-- Tugas --
Sebutkan semua hal yang menurut kutipan tentang otonomi daerah di bawah ini tercakup dalam semangat dan tujuan otonomi daerah.

-- Kutipan --
Inklud dalam semangat dan tujuan otonomi daerah tersebut adalah seperti penciptaan politik demokratis, menciptakan sistem yang menjamin pemerataan dan keadilan, memungkinkan setiap daerah menggali potensi natural dan kulturalnya untuk menghadapi tantangan masa depan. Termasuk penerapan model penanganan kemiskinan yang menjamin kontinuitas kemandirian masyarakat golongan miskin dan kelompok tak berdaya.
Dalam model SKS, beberapa komponen utamanya memberi peluang pemerintah daerah untuk terlibat sebagai fasilitator penting. Dalam pengembangan pola ekonomi produktif misalnya, pemerintah daerah bertanggung jawab mengembangkan kondisi fasilitas sedemikian rupa sehingga iklim usaha kecil dan mikro berkembang sehat. Oleh sebab itu, pengembangan inovasi usaha oleh instansi sektoral adalah langkah tepat.

-- Materi yang Ditampilkan --
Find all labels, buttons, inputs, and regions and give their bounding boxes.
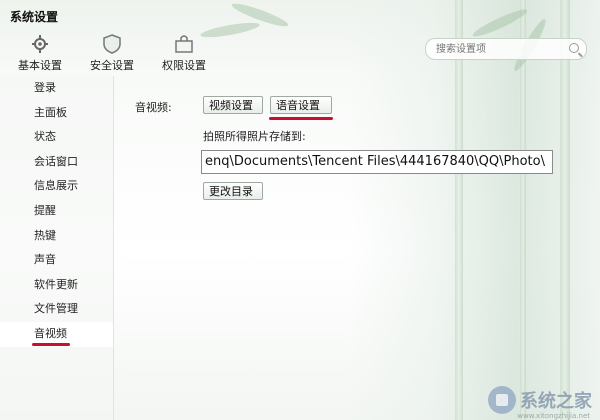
sidebar-item-file-management[interactable]: 文件管理 xyxy=(0,297,113,322)
shield-icon xyxy=(101,34,123,54)
watermark-url: www.xitongzhijia.net xyxy=(517,412,590,420)
tab-security-settings[interactable]: 安全设置 xyxy=(82,34,142,73)
sidebar-item-chat-window[interactable]: 会话窗口 xyxy=(0,150,113,175)
video-settings-button[interactable]: 视频设置 xyxy=(203,96,263,114)
search-box[interactable] xyxy=(425,38,587,60)
voice-settings-button[interactable]: 语音设置 xyxy=(270,96,332,114)
sidebar-item-main-panel[interactable]: 主面板 xyxy=(0,101,113,126)
sidebar-item-login[interactable]: 登录 xyxy=(0,76,113,101)
watermark-logo-icon xyxy=(488,386,516,414)
sidebar-item-software-update[interactable]: 软件更新 xyxy=(0,273,113,298)
sidebar-item-sound[interactable]: 声音 xyxy=(0,248,113,273)
highlight-underline xyxy=(269,117,333,120)
watermark-text: 系统之家 xyxy=(520,391,592,412)
settings-header: 系统设置 基本设置 安全设置 权限设置 xyxy=(0,0,600,76)
tab-basic-settings[interactable]: 基本设置 xyxy=(10,34,70,73)
sidebar-item-reminders[interactable]: 提醒 xyxy=(0,199,113,224)
search-icon[interactable] xyxy=(569,43,579,53)
settings-content: 音视频: 视频设置 语音设置 拍照所得照片存储到: enq\Documents\… xyxy=(113,76,600,420)
tab-label: 安全设置 xyxy=(90,59,134,72)
photo-path-field[interactable]: enq\Documents\Tencent Files\444167840\QQ… xyxy=(201,150,553,174)
tab-label: 基本设置 xyxy=(18,59,62,72)
sidebar-item-info-display[interactable]: 信息展示 xyxy=(0,174,113,199)
photo-storage-label: 拍照所得照片存储到: xyxy=(203,130,306,143)
section-label-audio-video: 音视频: xyxy=(135,101,172,114)
gear-icon xyxy=(29,34,51,54)
sidebar-item-audio-video[interactable]: 音视频 xyxy=(0,321,113,347)
tab-permission-settings[interactable]: 权限设置 xyxy=(154,34,214,73)
sidebar-item-status[interactable]: 状态 xyxy=(0,125,113,150)
change-directory-button[interactable]: 更改目录 xyxy=(203,182,263,200)
search-input[interactable] xyxy=(434,39,568,59)
settings-sidebar: 登录 主面板 状态 会话窗口 信息展示 提醒 热键 声音 软件更新 文件管理 音… xyxy=(0,76,114,420)
window-title: 系统设置 xyxy=(10,10,59,24)
watermark: 系统之家 xyxy=(488,386,592,414)
tab-label: 权限设置 xyxy=(162,59,206,72)
lock-folder-icon xyxy=(173,34,195,54)
sidebar-item-hotkeys[interactable]: 热键 xyxy=(0,224,113,249)
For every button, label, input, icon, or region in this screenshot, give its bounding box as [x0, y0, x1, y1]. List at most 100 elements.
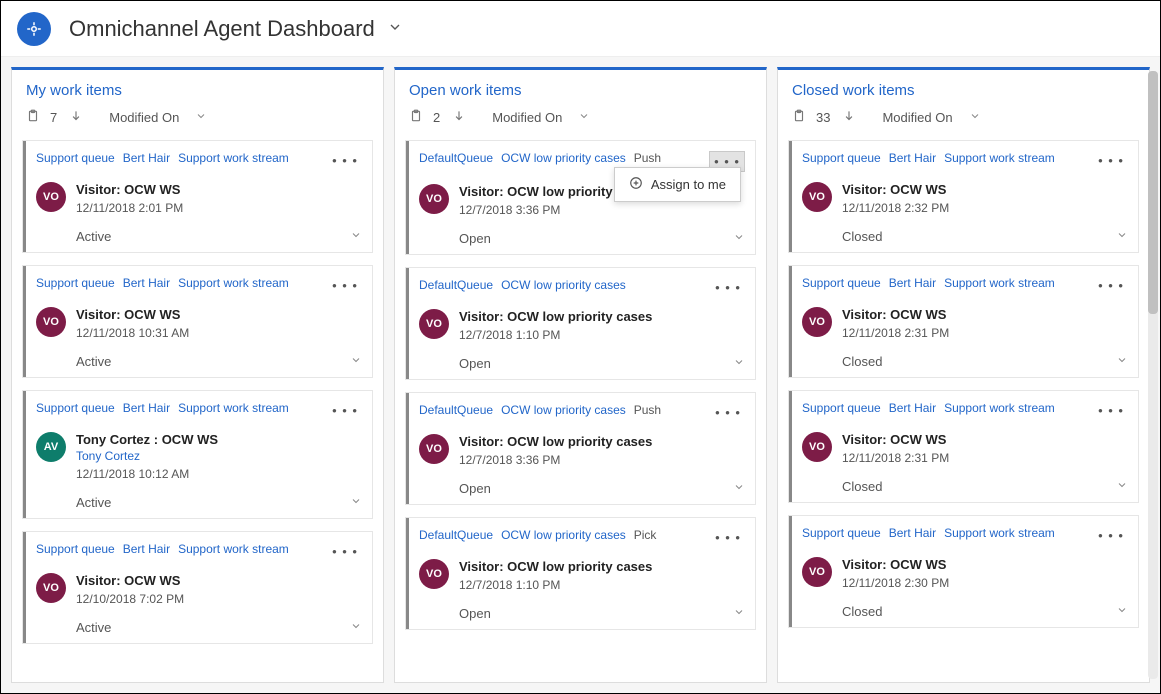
card-top-row: DefaultQueueOCW low priority casesPick• …	[419, 528, 745, 547]
work-item-card[interactable]: DefaultQueueOCW low priority casesPush• …	[405, 140, 756, 255]
tag-link[interactable]: Bert Hair	[123, 276, 170, 290]
tag-link[interactable]: Support queue	[802, 526, 881, 540]
more-actions-icon[interactable]: • • •	[711, 403, 745, 422]
card-date: 12/7/2018 3:36 PM	[459, 203, 652, 217]
more-actions-icon[interactable]: • • •	[328, 276, 362, 295]
tag-link[interactable]: DefaultQueue	[419, 528, 493, 542]
expand-chevron-down-icon[interactable]	[350, 354, 362, 369]
more-actions-icon[interactable]: • • •	[1094, 151, 1128, 170]
work-item-card[interactable]: DefaultQueueOCW low priority cases• • •V…	[405, 267, 756, 380]
title-chevron-down-icon[interactable]	[387, 19, 403, 38]
tag-link[interactable]: Bert Hair	[889, 151, 936, 165]
sort-direction-arrow-icon[interactable]	[69, 109, 83, 126]
work-item-card[interactable]: Support queue Bert Hair Support work strea…	[22, 265, 373, 378]
sort-field-label[interactable]: Modified On	[109, 110, 179, 125]
work-item-card[interactable]: Support queue Bert Hair Support work strea…	[788, 390, 1139, 503]
more-actions-icon[interactable]: • • •	[328, 151, 362, 170]
tag-link[interactable]: Support queue	[36, 401, 115, 415]
tag-link[interactable]: OCW low priority cases	[501, 403, 626, 417]
expand-chevron-down-icon[interactable]	[733, 356, 745, 371]
tag-link[interactable]: Bert Hair	[123, 542, 170, 556]
expand-chevron-down-icon[interactable]	[350, 229, 362, 244]
assign-to-me-popover[interactable]: Assign to me	[614, 167, 741, 202]
card-status-row: Active	[36, 354, 362, 369]
tag-link[interactable]: Support queue	[36, 151, 115, 165]
work-item-card[interactable]: Support queue Bert Hair Support work strea…	[788, 140, 1139, 253]
tag-link[interactable]: Bert Hair	[123, 401, 170, 415]
more-actions-icon[interactable]: • • •	[328, 401, 362, 420]
expand-chevron-down-icon[interactable]	[733, 606, 745, 621]
sort-field-label[interactable]: Modified On	[882, 110, 952, 125]
vertical-scrollbar[interactable]	[1148, 71, 1158, 679]
card-status: Active	[76, 620, 111, 635]
card-top-row: DefaultQueue OCW low priority cases • • •	[419, 278, 745, 297]
card-date: 12/7/2018 3:36 PM	[459, 453, 652, 467]
expand-chevron-down-icon[interactable]	[733, 231, 745, 246]
tag-link[interactable]: DefaultQueue	[419, 278, 493, 292]
sort-chevron-down-icon[interactable]	[195, 110, 207, 125]
sort-direction-arrow-icon[interactable]	[842, 109, 856, 126]
sort-chevron-down-icon[interactable]	[578, 110, 590, 125]
card-status-row: Closed	[802, 229, 1128, 244]
tag-link[interactable]: Support work stream	[178, 542, 289, 556]
tag-link[interactable]: Support queue	[36, 276, 115, 290]
tag-link[interactable]: Bert Hair	[889, 276, 936, 290]
sort-direction-arrow-icon[interactable]	[452, 109, 466, 126]
tag-link[interactable]: Support work stream	[944, 401, 1055, 415]
tag-link[interactable]: Support work stream	[944, 526, 1055, 540]
tag-link[interactable]: Support work stream	[944, 151, 1055, 165]
more-actions-icon[interactable]: • • •	[328, 542, 362, 561]
tag-link[interactable]: Support work stream	[178, 276, 289, 290]
more-actions-icon[interactable]: • • •	[1094, 401, 1128, 420]
work-item-card[interactable]: Support queue Bert Hair Support work strea…	[22, 390, 373, 519]
column-title: Open work items	[409, 82, 752, 99]
more-actions-icon[interactable]: • • •	[1094, 276, 1128, 295]
work-items-column: Closed work items33Modified OnSupport qu…	[777, 67, 1150, 683]
tag-link[interactable]: Support work stream	[178, 401, 289, 415]
tag-link[interactable]: Support queue	[36, 542, 115, 556]
sort-chevron-down-icon[interactable]	[969, 110, 981, 125]
expand-chevron-down-icon[interactable]	[350, 620, 362, 635]
card-inner: DefaultQueueOCW low priority casesPick• …	[406, 518, 755, 629]
card-body: VOVisitor: OCW WS12/10/2018 7:02 PM	[36, 573, 362, 606]
work-item-card[interactable]: Support queue Bert Hair Support work strea…	[788, 515, 1139, 628]
expand-chevron-down-icon[interactable]	[1116, 229, 1128, 244]
tag-link[interactable]: DefaultQueue	[419, 151, 493, 165]
tag-link[interactable]: OCW low priority cases	[501, 278, 626, 292]
work-item-card[interactable]: Support queue Bert Hair Support work strea…	[22, 531, 373, 644]
card-status: Active	[76, 229, 111, 244]
expand-chevron-down-icon[interactable]	[733, 481, 745, 496]
scrollbar-thumb[interactable]	[1148, 71, 1158, 314]
expand-chevron-down-icon[interactable]	[1116, 604, 1128, 619]
card-date: 12/11/2018 2:01 PM	[76, 201, 183, 215]
tag-link[interactable]: Support work stream	[178, 151, 289, 165]
more-actions-icon[interactable]: • • •	[711, 278, 745, 297]
tag-link[interactable]: Bert Hair	[889, 526, 936, 540]
more-actions-icon[interactable]: • • •	[1094, 526, 1128, 545]
sort-field-label[interactable]: Modified On	[492, 110, 562, 125]
card-inner: DefaultQueueOCW low priority cases• • •V…	[406, 268, 755, 379]
tag-link[interactable]: Bert Hair	[889, 401, 936, 415]
expand-chevron-down-icon[interactable]	[1116, 354, 1128, 369]
tag-link[interactable]: Support queue	[802, 401, 881, 415]
work-items-column: Open work items2Modified OnDefaultQueueO…	[394, 67, 767, 683]
work-item-card[interactable]: Support queue Bert Hair Support work strea…	[22, 140, 373, 253]
expand-chevron-down-icon[interactable]	[1116, 479, 1128, 494]
expand-chevron-down-icon[interactable]	[350, 495, 362, 510]
tag-link[interactable]: DefaultQueue	[419, 403, 493, 417]
tag-link[interactable]: Bert Hair	[123, 151, 170, 165]
work-item-card[interactable]: DefaultQueueOCW low priority casesPick• …	[405, 517, 756, 630]
tag-link[interactable]: Support queue	[802, 151, 881, 165]
card-inner: Support queue Bert Hair Support work strea…	[23, 391, 372, 518]
tag-link[interactable]: Support queue	[802, 276, 881, 290]
work-item-card[interactable]: Support queue Bert Hair Support work strea…	[788, 265, 1139, 378]
work-item-card[interactable]: DefaultQueueOCW low priority casesPush• …	[405, 392, 756, 505]
tag-link[interactable]: Support work stream	[944, 276, 1055, 290]
more-actions-icon[interactable]: • • •	[711, 528, 745, 547]
tag-link[interactable]: OCW low priority cases	[501, 151, 626, 165]
card-top-row: Support queue Bert Hair Support work strea…	[802, 276, 1128, 295]
card-subtitle-link[interactable]: Tony Cortez	[76, 449, 218, 463]
tag-link[interactable]: OCW low priority cases	[501, 528, 626, 542]
avatar: VO	[36, 182, 66, 212]
card-status-row: Closed	[802, 479, 1128, 494]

-- Jawaban Benar --
- Penciptaan politik demokratis
- Menciptakan sistem yang menjamin pemerataan dan keadilan
- Memungkinkan setiap daerah menggali potensi natural dan kulturalnya untuk menghadapi tantangan masa depan
- Penerapan model penanganan kemiskinan yang menjamin kontinuitas kemandirian masyarakat golongan miskin dan kelompok tak berdaya